(Collected data)
· · · · · · ·

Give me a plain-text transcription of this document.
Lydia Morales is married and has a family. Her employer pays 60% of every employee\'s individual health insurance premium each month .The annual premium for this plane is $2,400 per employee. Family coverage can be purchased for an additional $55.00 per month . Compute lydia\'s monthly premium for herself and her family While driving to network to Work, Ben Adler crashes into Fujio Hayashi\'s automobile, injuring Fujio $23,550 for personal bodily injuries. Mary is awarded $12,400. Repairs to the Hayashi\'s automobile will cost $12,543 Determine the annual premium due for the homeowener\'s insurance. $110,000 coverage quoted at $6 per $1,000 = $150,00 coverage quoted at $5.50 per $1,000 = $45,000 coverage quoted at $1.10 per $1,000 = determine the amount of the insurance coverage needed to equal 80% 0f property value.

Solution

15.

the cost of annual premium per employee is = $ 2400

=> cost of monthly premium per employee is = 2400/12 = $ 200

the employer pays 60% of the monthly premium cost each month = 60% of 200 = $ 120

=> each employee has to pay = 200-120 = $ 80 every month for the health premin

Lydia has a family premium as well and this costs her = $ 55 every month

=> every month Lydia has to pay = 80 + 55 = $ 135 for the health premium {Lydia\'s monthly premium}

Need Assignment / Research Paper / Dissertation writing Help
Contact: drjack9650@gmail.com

· · · · · · ·

→ Task objective: Repeat every record, keeping each word and mark exactly as it is.

→ Result for this exercise:
Give me a plain-text transcription of this document.
Lydia Morales is married and has a family. Her employer pays 60% of every employee\'s individual health insurance premium each month .The annual premium for this plane is $2,400 per employee. Family coverage can be purchased for an additional $55.00 per month . Compute lydia\'s monthly premium for herself and her family While driving to network to Work, Ben Adler crashes into Fujio Hayashi\'s automobile, injuring Fujio $23,550 for personal bodily injuries. Mary is awarded $12,400. Repairs to the Hayashi\'s automobile will cost $12,543 Determine the annual premium due for the homeowener\'s insurance. $110,000 coverage quoted at $6 per $1,000 = $150,00 coverage quoted at $5.50 per $1,000 = $45,000 coverage quoted at $1.10 per $1,000 = determine the amount of the insurance coverage needed to equal 80% 0f property value.

Solution

15.

the cost of annual premium per employee is = $ 2400

=> cost of monthly premium per employee is = 2400/12 = $ 200

the employer pays 60% of the monthly premium cost each month = 60% of 200 = $ 120

=> each employee has to pay = 200-120 = $ 80 every month for the health premin

Lydia has a family premium as well and this costs her = $ 55 every month

=> every month Lydia has to pay = 80 + 55 = $ 135 for the health premium {Lydia\'s monthly premium}

Need Assignment / Research Paper / Dissertation writing Help
Contact: drjack9650@gmail.com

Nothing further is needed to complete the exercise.